• Written problem
Pick out each line with the word "stress" from the material that follows.

Figure contents as structured data
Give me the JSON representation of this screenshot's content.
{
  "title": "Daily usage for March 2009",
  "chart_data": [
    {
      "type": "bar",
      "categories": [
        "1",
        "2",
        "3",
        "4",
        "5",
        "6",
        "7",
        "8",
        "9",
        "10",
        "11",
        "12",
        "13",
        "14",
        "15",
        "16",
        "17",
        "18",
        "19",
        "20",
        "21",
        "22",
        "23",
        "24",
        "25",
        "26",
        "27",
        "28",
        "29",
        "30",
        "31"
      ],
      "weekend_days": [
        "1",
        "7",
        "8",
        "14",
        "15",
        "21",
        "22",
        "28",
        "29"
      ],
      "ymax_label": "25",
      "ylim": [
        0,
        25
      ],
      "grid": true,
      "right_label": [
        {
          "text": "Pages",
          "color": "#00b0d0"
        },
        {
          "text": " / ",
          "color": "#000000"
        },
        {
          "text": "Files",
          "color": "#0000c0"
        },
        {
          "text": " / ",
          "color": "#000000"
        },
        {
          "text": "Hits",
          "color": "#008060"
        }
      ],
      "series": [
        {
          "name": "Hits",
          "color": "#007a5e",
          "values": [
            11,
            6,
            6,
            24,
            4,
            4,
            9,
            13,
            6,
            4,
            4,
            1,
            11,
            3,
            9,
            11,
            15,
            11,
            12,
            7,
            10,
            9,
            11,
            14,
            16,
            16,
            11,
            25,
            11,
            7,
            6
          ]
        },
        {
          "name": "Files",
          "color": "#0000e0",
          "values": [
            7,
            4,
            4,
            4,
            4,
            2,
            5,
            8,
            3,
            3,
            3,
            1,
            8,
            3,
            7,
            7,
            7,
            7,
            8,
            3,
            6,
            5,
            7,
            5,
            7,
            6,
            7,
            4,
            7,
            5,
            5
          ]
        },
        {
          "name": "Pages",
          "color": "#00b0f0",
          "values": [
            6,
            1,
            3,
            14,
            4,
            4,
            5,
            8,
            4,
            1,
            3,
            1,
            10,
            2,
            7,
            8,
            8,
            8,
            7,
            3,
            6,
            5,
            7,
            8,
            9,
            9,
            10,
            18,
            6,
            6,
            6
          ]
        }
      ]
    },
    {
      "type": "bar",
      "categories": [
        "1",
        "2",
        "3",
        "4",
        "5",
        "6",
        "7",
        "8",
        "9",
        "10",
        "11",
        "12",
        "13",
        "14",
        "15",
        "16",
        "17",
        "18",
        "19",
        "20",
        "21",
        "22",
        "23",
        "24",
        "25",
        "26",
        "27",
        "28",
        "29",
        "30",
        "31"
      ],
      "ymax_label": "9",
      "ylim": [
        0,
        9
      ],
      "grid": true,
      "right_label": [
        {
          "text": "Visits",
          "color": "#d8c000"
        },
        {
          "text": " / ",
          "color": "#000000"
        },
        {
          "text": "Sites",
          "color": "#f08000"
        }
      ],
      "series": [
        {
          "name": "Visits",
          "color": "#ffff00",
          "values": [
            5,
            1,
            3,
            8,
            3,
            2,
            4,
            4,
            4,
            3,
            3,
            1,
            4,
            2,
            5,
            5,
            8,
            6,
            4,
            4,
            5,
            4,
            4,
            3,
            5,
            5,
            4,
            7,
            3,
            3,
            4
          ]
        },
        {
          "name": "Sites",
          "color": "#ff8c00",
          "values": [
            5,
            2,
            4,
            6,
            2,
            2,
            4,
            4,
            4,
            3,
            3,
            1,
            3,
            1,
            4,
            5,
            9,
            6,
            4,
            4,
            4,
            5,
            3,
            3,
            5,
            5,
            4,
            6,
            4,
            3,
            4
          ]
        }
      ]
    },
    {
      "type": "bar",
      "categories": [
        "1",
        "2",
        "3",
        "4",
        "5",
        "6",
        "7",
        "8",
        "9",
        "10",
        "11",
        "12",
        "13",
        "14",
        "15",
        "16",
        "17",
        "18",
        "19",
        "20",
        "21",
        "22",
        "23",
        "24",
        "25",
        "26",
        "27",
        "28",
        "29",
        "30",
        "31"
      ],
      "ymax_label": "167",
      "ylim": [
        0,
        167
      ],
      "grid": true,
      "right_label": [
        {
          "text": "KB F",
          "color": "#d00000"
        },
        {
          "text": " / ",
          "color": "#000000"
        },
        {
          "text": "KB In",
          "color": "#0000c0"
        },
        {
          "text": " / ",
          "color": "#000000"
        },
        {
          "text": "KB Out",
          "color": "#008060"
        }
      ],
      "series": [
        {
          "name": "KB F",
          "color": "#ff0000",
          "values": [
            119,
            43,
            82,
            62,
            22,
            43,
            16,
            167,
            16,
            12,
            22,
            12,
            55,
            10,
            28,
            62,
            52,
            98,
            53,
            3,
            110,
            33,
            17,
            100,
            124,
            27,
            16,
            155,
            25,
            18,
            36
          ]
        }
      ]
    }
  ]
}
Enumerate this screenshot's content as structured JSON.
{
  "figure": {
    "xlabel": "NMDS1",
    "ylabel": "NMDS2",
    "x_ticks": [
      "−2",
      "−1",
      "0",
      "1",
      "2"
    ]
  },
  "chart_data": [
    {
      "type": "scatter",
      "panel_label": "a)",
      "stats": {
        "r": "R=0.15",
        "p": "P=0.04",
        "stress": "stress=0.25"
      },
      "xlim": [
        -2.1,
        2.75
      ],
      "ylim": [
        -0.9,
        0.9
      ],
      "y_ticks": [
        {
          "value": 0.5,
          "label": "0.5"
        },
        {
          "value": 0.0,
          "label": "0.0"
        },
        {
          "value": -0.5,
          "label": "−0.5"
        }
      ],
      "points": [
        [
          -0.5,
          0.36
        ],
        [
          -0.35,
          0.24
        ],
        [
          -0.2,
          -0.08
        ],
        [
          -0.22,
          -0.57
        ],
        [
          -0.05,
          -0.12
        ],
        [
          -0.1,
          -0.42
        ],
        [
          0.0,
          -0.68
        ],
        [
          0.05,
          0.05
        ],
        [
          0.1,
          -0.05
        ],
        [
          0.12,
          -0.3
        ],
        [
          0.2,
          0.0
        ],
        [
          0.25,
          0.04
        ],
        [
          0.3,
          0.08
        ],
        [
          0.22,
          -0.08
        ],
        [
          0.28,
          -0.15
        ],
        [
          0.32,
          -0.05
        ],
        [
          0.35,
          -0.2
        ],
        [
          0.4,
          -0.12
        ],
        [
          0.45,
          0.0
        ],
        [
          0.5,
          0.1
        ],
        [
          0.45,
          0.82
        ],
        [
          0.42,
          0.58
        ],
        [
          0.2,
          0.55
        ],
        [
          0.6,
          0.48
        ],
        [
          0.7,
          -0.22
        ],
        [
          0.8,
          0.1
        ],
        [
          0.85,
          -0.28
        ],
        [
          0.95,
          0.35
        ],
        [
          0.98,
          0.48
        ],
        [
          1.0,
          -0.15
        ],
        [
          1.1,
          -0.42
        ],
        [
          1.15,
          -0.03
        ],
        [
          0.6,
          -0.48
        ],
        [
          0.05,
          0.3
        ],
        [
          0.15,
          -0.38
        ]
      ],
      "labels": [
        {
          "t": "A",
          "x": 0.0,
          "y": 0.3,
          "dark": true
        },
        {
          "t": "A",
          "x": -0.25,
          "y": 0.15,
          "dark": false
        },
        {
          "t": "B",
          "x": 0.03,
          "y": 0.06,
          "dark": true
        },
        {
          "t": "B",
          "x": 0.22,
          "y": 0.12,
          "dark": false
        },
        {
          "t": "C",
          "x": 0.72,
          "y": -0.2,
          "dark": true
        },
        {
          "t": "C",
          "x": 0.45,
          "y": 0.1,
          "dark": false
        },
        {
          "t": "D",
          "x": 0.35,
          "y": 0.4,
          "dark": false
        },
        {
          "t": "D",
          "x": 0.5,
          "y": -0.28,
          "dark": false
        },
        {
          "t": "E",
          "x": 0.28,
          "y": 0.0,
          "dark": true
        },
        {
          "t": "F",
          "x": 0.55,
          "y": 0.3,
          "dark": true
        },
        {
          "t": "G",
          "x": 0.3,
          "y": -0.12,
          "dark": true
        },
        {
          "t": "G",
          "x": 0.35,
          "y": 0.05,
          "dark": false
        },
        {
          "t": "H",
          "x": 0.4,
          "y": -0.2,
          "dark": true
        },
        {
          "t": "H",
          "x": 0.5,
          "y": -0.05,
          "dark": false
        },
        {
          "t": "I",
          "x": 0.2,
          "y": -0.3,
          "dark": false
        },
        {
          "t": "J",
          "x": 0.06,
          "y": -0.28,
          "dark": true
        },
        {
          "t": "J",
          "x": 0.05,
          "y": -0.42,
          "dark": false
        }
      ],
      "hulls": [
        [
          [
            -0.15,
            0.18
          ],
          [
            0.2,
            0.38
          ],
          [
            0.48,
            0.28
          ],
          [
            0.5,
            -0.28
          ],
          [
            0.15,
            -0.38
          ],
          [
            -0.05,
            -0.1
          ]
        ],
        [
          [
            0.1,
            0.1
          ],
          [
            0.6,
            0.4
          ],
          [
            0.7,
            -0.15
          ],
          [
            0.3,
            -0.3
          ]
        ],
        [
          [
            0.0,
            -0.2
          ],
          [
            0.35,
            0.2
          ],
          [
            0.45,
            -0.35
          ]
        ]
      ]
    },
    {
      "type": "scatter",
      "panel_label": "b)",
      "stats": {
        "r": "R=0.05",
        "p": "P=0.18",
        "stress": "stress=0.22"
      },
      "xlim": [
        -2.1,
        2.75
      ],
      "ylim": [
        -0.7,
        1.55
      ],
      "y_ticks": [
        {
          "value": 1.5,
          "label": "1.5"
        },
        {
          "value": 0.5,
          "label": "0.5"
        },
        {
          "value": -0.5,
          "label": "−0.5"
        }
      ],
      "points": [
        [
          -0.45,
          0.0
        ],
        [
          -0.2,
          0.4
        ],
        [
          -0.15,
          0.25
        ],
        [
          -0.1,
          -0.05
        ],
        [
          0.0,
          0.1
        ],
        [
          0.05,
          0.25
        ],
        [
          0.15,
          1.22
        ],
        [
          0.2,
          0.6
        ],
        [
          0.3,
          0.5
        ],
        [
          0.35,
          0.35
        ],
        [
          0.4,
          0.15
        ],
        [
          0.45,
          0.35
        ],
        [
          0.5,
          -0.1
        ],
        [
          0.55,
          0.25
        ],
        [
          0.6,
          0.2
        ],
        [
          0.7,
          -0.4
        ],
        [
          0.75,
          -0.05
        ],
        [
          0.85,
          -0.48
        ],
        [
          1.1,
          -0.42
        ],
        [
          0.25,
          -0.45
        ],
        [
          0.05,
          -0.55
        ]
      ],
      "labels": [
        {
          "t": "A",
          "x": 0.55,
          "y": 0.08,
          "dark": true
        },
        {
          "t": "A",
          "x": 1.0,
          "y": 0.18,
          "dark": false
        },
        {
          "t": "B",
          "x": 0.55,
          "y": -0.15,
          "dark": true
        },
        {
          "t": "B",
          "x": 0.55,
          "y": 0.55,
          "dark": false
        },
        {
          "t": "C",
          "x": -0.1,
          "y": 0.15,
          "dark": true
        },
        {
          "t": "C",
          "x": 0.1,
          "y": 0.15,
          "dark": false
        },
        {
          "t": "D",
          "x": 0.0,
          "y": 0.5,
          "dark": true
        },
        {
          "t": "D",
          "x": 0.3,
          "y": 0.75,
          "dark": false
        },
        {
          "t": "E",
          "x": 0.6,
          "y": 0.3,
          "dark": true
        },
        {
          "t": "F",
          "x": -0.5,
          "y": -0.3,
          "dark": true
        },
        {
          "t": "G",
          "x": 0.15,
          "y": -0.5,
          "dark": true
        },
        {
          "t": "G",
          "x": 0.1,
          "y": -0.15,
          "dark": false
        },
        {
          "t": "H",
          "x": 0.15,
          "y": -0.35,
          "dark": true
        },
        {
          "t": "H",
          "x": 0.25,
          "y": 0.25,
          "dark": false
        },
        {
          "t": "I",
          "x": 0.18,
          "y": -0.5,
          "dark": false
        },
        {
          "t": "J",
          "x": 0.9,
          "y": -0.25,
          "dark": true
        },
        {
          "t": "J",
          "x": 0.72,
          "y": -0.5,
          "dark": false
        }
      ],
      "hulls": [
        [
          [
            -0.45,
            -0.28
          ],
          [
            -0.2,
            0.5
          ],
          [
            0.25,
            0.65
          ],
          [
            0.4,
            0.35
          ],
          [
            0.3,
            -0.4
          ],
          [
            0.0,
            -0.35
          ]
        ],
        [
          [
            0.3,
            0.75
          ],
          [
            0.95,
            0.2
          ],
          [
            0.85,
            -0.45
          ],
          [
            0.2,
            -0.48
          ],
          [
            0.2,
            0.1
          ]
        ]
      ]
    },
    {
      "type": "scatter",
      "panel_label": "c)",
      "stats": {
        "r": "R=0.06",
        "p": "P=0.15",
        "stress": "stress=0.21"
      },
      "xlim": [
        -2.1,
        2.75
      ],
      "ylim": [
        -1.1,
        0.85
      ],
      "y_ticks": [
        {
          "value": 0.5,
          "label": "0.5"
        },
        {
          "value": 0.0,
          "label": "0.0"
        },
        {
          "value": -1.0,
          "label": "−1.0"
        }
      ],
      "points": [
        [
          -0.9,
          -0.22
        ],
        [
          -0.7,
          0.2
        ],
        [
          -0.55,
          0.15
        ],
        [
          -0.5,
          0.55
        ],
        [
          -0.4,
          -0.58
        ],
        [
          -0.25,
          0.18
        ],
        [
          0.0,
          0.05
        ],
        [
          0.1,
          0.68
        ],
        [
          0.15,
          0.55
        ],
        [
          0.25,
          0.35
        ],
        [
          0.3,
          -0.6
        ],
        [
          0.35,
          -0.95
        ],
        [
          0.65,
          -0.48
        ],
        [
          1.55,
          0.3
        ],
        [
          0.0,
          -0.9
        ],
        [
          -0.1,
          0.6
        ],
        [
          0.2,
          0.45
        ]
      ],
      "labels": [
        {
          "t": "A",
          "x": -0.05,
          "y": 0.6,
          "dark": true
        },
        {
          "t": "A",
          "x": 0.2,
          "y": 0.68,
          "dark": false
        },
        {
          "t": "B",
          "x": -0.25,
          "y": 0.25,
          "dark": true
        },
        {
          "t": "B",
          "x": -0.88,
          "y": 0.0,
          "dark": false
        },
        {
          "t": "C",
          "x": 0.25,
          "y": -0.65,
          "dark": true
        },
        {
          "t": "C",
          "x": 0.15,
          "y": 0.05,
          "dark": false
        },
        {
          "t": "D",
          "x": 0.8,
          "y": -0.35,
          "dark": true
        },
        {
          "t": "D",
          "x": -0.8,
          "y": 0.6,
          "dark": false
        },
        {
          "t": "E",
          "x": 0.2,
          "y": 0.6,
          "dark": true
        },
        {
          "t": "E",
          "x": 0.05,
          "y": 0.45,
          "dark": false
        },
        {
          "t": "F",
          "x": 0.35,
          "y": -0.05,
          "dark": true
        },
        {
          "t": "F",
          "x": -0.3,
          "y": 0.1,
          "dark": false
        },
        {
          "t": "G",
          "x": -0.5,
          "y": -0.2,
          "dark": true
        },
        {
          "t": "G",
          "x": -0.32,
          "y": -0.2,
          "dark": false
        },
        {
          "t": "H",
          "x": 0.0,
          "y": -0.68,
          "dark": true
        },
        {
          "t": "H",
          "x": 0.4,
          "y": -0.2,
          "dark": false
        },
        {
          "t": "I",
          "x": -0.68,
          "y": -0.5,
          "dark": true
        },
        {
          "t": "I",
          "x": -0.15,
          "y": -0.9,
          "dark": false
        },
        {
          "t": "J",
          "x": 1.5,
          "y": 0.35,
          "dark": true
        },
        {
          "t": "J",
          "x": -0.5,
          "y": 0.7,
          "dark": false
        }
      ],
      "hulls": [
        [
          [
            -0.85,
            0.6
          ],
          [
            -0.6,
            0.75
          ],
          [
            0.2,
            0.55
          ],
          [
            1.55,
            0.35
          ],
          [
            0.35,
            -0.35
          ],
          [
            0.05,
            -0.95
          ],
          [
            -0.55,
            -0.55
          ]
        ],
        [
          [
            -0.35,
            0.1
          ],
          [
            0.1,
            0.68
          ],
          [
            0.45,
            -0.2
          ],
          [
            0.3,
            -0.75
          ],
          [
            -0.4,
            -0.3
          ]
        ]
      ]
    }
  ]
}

• Final result
        "stress": "stress=0.25"
        "stress": "stress=0.22"
        "stress": "stress=0.21"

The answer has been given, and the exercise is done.